What is required:
Please output every row below unchanged, omitting the pictures.

—————

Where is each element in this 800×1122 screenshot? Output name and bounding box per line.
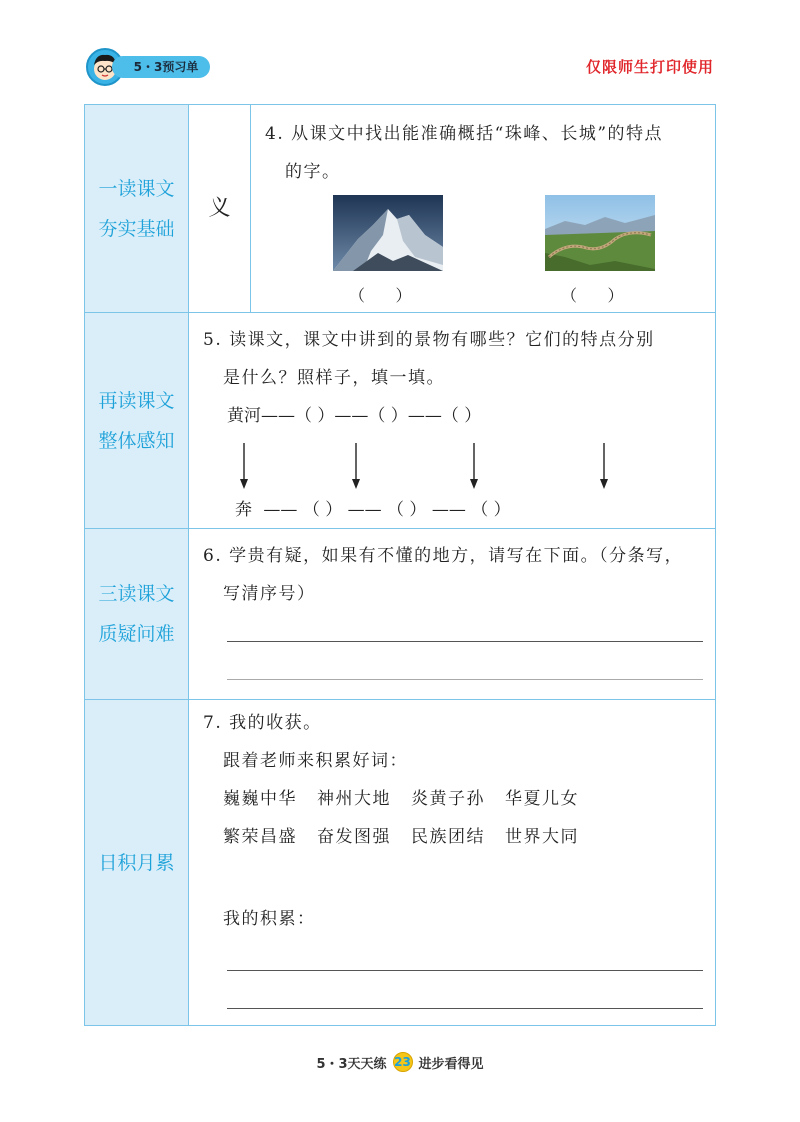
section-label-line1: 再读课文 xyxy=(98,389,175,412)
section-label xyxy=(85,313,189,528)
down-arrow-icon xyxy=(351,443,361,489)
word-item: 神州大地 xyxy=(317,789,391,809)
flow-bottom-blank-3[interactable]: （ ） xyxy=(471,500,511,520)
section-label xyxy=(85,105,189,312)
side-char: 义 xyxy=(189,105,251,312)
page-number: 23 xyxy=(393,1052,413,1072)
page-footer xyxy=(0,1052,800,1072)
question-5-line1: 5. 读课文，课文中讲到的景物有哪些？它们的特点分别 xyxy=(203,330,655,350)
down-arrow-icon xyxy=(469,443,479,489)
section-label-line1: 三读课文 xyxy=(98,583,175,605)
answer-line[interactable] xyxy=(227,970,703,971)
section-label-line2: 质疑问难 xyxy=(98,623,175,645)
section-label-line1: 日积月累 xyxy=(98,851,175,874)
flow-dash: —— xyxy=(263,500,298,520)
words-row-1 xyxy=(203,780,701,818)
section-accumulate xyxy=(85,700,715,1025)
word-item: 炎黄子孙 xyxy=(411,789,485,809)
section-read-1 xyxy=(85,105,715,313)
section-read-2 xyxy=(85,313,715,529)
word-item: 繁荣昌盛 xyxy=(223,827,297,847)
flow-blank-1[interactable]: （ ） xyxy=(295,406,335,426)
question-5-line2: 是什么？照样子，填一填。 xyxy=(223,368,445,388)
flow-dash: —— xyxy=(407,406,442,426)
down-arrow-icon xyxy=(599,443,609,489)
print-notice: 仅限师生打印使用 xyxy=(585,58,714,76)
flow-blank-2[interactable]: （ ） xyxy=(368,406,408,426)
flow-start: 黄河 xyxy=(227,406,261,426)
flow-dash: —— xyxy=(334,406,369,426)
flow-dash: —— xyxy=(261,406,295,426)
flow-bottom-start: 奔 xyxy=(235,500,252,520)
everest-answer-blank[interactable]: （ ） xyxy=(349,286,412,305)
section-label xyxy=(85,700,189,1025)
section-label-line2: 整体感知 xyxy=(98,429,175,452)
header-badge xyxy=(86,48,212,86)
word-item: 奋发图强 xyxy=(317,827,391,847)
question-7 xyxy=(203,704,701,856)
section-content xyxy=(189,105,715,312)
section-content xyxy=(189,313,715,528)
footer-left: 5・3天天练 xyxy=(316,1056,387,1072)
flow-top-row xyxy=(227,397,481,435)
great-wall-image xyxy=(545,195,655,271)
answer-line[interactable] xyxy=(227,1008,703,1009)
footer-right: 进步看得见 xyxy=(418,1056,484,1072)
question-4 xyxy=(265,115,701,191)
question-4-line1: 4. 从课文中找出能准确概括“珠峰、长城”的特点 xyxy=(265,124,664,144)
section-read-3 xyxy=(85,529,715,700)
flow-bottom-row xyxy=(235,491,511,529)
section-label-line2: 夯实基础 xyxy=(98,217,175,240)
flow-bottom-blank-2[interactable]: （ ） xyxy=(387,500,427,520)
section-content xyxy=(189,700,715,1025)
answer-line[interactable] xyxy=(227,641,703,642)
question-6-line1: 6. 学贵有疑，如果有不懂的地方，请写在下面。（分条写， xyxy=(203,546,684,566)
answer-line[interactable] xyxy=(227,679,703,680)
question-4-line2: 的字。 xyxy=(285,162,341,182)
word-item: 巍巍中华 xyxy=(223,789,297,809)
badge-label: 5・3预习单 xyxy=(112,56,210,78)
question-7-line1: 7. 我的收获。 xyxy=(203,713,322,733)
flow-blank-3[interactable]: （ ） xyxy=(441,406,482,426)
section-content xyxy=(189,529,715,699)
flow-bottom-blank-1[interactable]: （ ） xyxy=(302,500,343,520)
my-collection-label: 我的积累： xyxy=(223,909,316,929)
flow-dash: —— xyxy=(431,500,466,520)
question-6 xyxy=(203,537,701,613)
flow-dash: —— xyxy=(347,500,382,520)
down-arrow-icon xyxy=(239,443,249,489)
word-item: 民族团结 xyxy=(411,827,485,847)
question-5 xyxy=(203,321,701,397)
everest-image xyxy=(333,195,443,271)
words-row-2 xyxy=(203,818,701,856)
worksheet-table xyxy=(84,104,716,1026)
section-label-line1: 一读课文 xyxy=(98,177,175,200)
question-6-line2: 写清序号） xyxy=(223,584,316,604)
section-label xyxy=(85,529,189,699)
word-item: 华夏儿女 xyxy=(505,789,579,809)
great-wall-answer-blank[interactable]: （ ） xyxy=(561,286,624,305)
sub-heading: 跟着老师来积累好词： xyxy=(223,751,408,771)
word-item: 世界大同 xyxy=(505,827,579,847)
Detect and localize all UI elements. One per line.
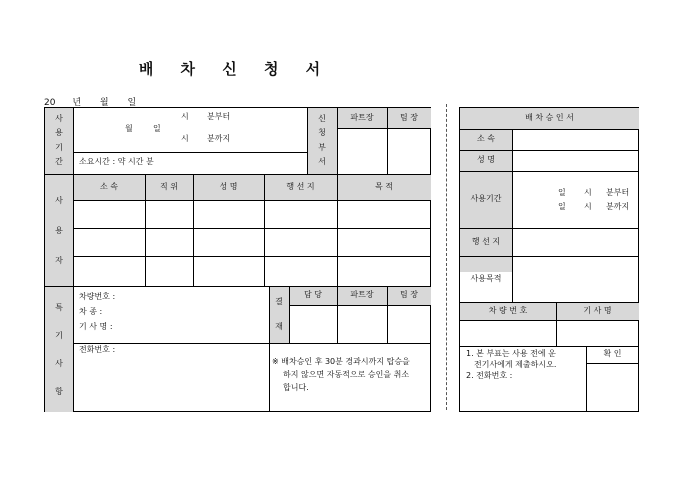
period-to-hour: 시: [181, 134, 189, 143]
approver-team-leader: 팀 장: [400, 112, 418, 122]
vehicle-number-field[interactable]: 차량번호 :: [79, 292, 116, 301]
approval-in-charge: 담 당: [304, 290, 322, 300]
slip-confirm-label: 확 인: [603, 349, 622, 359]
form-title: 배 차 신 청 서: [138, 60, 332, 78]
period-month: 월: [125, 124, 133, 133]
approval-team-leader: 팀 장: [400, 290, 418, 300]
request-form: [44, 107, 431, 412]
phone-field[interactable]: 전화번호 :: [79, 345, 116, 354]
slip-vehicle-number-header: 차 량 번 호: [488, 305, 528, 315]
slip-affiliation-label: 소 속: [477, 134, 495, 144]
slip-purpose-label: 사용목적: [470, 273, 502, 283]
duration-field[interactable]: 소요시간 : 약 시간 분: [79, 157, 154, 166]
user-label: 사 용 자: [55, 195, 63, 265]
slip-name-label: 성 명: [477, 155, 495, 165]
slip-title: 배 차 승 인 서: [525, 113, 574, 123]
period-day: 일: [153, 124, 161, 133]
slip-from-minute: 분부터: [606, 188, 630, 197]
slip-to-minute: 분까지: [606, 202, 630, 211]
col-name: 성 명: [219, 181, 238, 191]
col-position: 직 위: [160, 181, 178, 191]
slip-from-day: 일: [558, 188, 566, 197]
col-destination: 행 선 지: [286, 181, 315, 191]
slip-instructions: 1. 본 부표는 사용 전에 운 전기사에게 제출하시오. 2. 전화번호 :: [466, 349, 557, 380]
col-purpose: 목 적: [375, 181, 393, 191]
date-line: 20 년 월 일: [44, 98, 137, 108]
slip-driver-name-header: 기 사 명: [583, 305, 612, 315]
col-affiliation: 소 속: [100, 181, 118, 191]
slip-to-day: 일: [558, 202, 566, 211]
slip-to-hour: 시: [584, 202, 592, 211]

—————

Written answer:
Where is each element in this 800×1122 screenshot? Output name and bounding box per line.
section-label-line1: 再读课文 xyxy=(98,389,175,412)
section-label xyxy=(85,313,189,528)
down-arrow-icon xyxy=(351,443,361,489)
word-item: 神州大地 xyxy=(317,789,391,809)
flow-bottom-blank-3[interactable]: （ ） xyxy=(471,500,511,520)
section-label xyxy=(85,105,189,312)
side-char: 义 xyxy=(189,105,251,312)
page-number: 23 xyxy=(393,1052,413,1072)
page-footer xyxy=(0,1052,800,1072)
question-5-line1: 5. 读课文，课文中讲到的景物有哪些？它们的特点分别 xyxy=(203,330,655,350)
down-arrow-icon xyxy=(469,443,479,489)
section-label-line1: 三读课文 xyxy=(98,583,175,605)
answer-line[interactable] xyxy=(227,970,703,971)
section-label-line2: 质疑问难 xyxy=(98,623,175,645)
section-label-line1: 日积月累 xyxy=(98,851,175,874)
flow-dash: —— xyxy=(263,500,298,520)
words-row-1 xyxy=(203,780,701,818)
section-accumulate xyxy=(85,700,715,1025)
word-item: 炎黄子孙 xyxy=(411,789,485,809)
section-read-1 xyxy=(85,105,715,313)
section-read-2 xyxy=(85,313,715,529)
word-item: 繁荣昌盛 xyxy=(223,827,297,847)
flow-blank-1[interactable]: （ ） xyxy=(295,406,335,426)
question-5-line2: 是什么？照样子，填一填。 xyxy=(223,368,445,388)
flow-dash: —— xyxy=(407,406,442,426)
down-arrow-icon xyxy=(599,443,609,489)
print-notice: 仅限师生打印使用 xyxy=(585,58,714,76)
flow-blank-2[interactable]: （ ） xyxy=(368,406,408,426)
flow-start: 黄河 xyxy=(227,406,261,426)
flow-dash: —— xyxy=(334,406,369,426)
flow-dash: —— xyxy=(261,406,295,426)
flow-bottom-start: 奔 xyxy=(235,500,252,520)
everest-answer-blank[interactable]: （ ） xyxy=(349,286,412,305)
section-label xyxy=(85,700,189,1025)
section-label-line2: 整体感知 xyxy=(98,429,175,452)
header-badge xyxy=(86,48,212,86)
word-item: 奋发图强 xyxy=(317,827,391,847)
question-7 xyxy=(203,704,701,856)
section-content xyxy=(189,105,715,312)
section-content xyxy=(189,313,715,528)
footer-left: 5・3天天练 xyxy=(316,1056,387,1072)
flow-top-row xyxy=(227,397,481,435)
great-wall-image xyxy=(545,195,655,271)
answer-line[interactable] xyxy=(227,1008,703,1009)
footer-right: 进步看得见 xyxy=(418,1056,484,1072)
question-4 xyxy=(265,115,701,191)
question-4-line1: 4. 从课文中找出能准确概括“珠峰、长城”的特点 xyxy=(265,124,664,144)
section-read-3 xyxy=(85,529,715,700)
flow-bottom-row xyxy=(235,491,511,529)
section-label-line2: 夯实基础 xyxy=(98,217,175,240)
flow-bottom-blank-2[interactable]: （ ） xyxy=(387,500,427,520)
section-content xyxy=(189,700,715,1025)
answer-line[interactable] xyxy=(227,641,703,642)
question-6-line1: 6. 学贵有疑，如果有不懂的地方，请写在下面。（分条写， xyxy=(203,546,684,566)
answer-line[interactable] xyxy=(227,679,703,680)
question-4-line2: 的字。 xyxy=(285,162,341,182)
word-item: 巍巍中华 xyxy=(223,789,297,809)
badge-label: 5・3预习单 xyxy=(112,56,210,78)
question-7-line1: 7. 我的收获。 xyxy=(203,713,322,733)
flow-blank-3[interactable]: （ ） xyxy=(441,406,482,426)
section-content xyxy=(189,529,715,699)
flow-bottom-blank-1[interactable]: （ ） xyxy=(302,500,343,520)
my-collection-label: 我的积累： xyxy=(223,909,316,929)
flow-dash: —— xyxy=(431,500,466,520)
question-6 xyxy=(203,537,701,613)
flow-dash: —— xyxy=(347,500,382,520)
down-arrow-icon xyxy=(239,443,249,489)
word-item: 民族团结 xyxy=(411,827,485,847)
question-5 xyxy=(203,321,701,397)
everest-image xyxy=(333,195,443,271)
words-row-2 xyxy=(203,818,701,856)
worksheet-table xyxy=(84,104,716,1026)
section-label-line1: 一读课文 xyxy=(98,177,175,200)
question-6-line2: 写清序号） xyxy=(223,584,316,604)
section-label xyxy=(85,529,189,699)
word-item: 华夏儿女 xyxy=(505,789,579,809)
great-wall-answer-blank[interactable]: （ ） xyxy=(561,286,624,305)
sub-heading: 跟着老师来积累好词： xyxy=(223,751,408,771)
word-item: 世界大同 xyxy=(505,827,579,847)
Detect and localize all UI elements. One per line.
period-to-hour: 시: [181, 134, 189, 143]
approver-team-leader: 팀 장: [400, 112, 418, 122]
vehicle-number-field[interactable]: 차량번호 :: [79, 292, 116, 301]
approval-in-charge: 담 당: [304, 290, 322, 300]
slip-confirm-label: 확 인: [603, 349, 622, 359]
form-title: 배 차 신 청 서: [138, 60, 332, 78]
period-month: 월: [125, 124, 133, 133]
approval-team-leader: 팀 장: [400, 290, 418, 300]
request-form: [44, 107, 431, 412]
phone-field[interactable]: 전화번호 :: [79, 345, 116, 354]
slip-vehicle-number-header: 차 량 번 호: [488, 305, 528, 315]
slip-affiliation-label: 소 속: [477, 134, 495, 144]
slip-purpose-label: 사용목적: [470, 273, 502, 283]
duration-field[interactable]: 소요시간 : 약 시간 분: [79, 157, 154, 166]
user-label: 사 용 자: [55, 195, 63, 265]
slip-name-label: 성 명: [477, 155, 495, 165]
slip-title: 배 차 승 인 서: [525, 113, 574, 123]
period-day: 일: [153, 124, 161, 133]
slip-from-minute: 분부터: [606, 188, 630, 197]
slip-to-minute: 분까지: [606, 202, 630, 211]
col-name: 성 명: [219, 181, 238, 191]
col-position: 직 위: [160, 181, 178, 191]
slip-from-day: 일: [558, 188, 566, 197]
col-destination: 행 선 지: [286, 181, 315, 191]
slip-instructions: 1. 본 부표는 사용 전에 운 전기사에게 제출하시오. 2. 전화번호 :: [466, 349, 557, 380]
col-purpose: 목 적: [375, 181, 393, 191]
date-line: 20 년 월 일: [44, 98, 137, 108]
slip-driver-name-header: 기 사 명: [583, 305, 612, 315]
col-affiliation: 소 속: [100, 181, 118, 191]
slip-to-day: 일: [558, 202, 566, 211]
slip-to-hour: 시: [584, 202, 592, 211]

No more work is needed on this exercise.